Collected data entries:

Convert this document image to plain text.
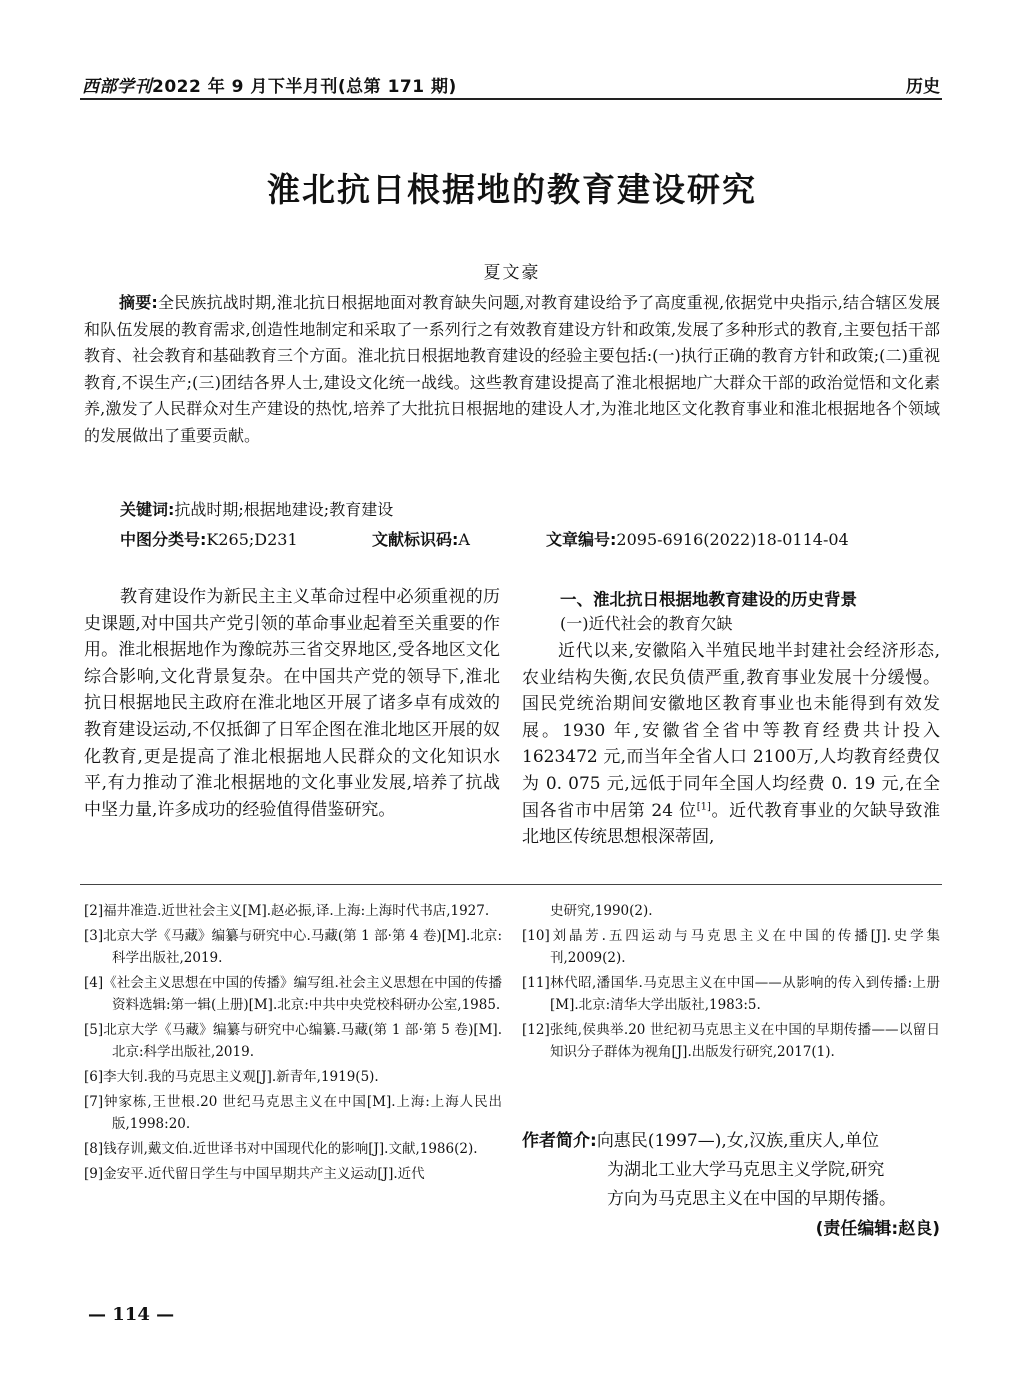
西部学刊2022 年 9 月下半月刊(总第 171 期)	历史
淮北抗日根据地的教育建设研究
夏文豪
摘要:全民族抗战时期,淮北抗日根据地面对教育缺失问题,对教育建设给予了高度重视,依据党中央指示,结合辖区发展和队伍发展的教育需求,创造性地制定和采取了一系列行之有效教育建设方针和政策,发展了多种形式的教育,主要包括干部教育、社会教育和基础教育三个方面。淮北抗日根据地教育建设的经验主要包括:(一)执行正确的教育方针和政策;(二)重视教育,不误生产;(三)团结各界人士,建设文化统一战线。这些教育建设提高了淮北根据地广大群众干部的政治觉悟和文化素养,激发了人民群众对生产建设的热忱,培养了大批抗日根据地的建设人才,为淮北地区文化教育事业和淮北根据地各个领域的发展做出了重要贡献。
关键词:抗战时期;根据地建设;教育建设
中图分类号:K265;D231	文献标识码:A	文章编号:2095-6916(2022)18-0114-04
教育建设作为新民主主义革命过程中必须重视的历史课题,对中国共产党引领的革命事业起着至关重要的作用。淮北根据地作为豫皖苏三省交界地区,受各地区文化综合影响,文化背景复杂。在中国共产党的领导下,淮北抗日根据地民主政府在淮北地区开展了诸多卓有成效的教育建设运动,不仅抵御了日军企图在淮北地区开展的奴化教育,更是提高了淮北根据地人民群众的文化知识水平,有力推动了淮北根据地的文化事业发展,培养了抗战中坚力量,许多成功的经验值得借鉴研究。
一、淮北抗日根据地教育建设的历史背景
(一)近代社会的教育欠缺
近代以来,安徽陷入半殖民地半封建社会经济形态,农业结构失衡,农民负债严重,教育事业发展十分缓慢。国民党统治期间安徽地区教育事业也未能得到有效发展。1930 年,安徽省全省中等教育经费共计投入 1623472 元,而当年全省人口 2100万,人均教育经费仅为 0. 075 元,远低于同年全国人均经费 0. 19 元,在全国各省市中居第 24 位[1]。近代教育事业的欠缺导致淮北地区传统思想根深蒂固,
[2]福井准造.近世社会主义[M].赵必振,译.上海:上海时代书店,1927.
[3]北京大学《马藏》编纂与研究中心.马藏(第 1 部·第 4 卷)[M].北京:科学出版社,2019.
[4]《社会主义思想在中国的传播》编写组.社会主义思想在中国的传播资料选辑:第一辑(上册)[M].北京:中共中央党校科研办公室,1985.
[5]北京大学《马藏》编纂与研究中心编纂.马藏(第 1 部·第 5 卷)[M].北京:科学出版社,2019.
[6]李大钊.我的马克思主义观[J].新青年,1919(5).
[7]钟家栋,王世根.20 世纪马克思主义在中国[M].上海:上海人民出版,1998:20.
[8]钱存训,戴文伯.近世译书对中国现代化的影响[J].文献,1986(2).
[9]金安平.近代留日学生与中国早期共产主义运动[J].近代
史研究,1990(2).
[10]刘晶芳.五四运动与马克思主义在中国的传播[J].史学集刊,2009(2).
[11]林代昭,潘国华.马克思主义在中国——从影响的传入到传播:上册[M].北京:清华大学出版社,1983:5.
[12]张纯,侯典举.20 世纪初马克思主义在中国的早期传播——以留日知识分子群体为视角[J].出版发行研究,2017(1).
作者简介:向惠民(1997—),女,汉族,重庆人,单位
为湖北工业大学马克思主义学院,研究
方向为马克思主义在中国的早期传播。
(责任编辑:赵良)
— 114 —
==
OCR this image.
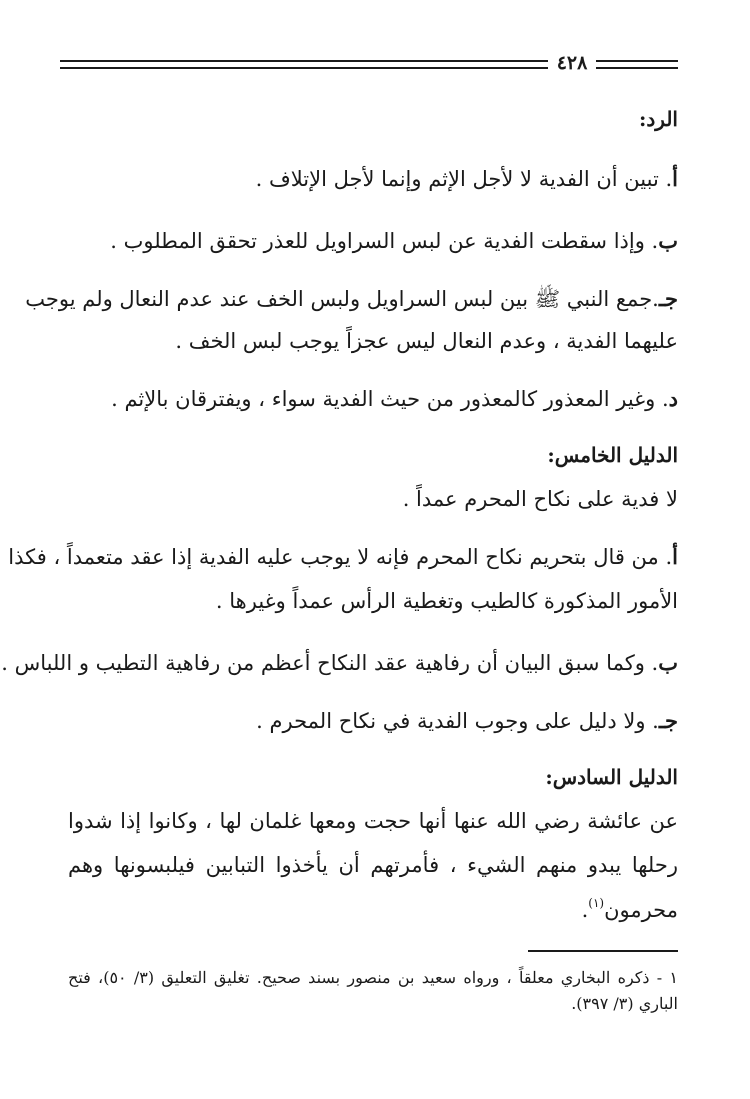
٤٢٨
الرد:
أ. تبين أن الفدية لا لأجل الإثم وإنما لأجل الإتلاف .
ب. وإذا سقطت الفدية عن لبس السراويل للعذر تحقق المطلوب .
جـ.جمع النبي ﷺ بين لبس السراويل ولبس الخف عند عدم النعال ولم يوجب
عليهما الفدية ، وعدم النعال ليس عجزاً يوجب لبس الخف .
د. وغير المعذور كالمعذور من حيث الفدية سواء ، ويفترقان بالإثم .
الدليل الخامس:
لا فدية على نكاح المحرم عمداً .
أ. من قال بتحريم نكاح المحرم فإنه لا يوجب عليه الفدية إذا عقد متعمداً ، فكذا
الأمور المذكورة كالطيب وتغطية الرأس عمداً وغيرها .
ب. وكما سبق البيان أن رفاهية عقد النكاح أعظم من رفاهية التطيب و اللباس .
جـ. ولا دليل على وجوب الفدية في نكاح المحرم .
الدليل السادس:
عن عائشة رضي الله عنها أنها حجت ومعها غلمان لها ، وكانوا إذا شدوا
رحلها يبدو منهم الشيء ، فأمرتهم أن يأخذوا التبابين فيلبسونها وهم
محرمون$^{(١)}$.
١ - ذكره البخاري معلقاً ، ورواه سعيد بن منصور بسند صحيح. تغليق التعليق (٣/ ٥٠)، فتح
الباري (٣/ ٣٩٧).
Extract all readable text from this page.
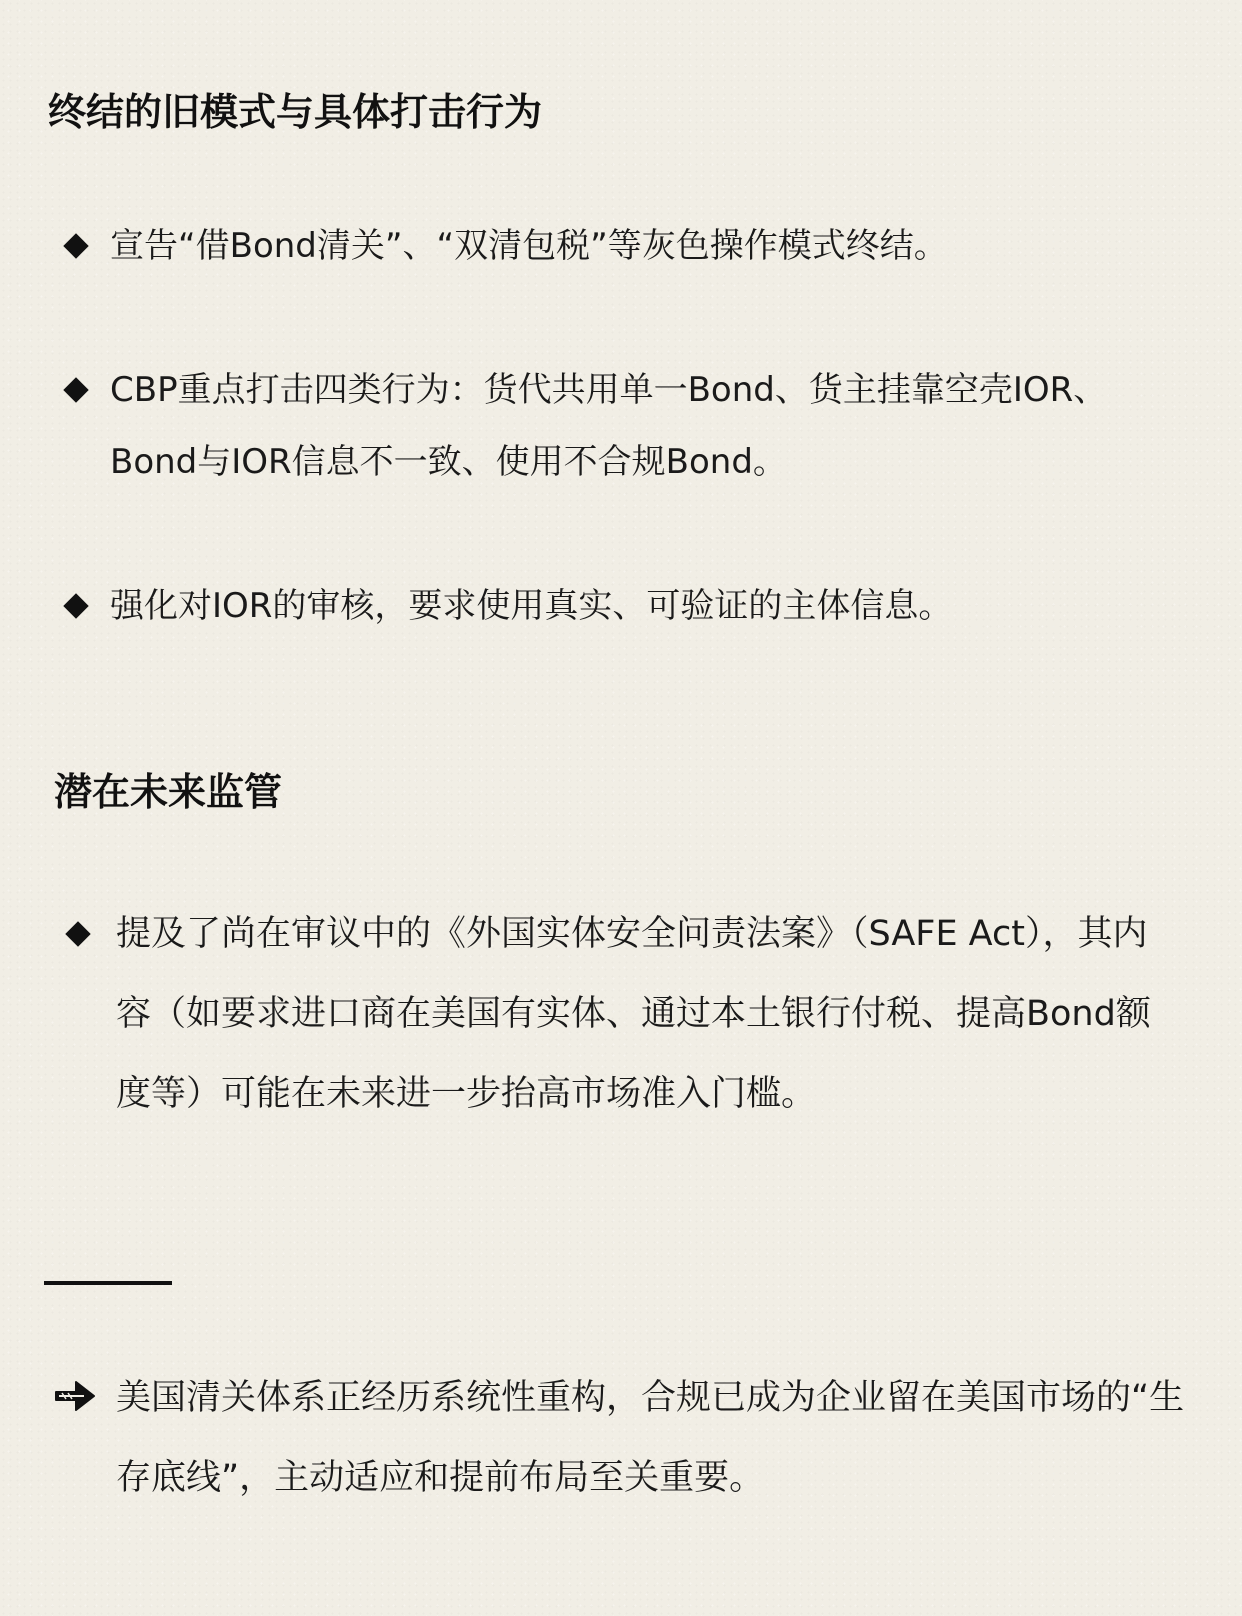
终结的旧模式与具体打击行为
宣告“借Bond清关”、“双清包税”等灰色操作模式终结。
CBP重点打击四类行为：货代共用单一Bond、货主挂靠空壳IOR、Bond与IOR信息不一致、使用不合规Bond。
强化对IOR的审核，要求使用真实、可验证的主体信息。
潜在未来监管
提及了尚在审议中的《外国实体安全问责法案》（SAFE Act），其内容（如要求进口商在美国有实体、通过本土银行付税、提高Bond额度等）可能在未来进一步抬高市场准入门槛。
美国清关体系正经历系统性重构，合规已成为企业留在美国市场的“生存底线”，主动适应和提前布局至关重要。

PROMPT: Scan the material above. Copy each line that holds the word "المحرم".

RESULT:
لا فدية على نكاح المحرم عمداً .
أ. من قال بتحريم نكاح المحرم فإنه لا يوجب عليه الفدية إذا عقد متعمداً ، فكذا
جـ. ولا دليل على وجوب الفدية في نكاح المحرم .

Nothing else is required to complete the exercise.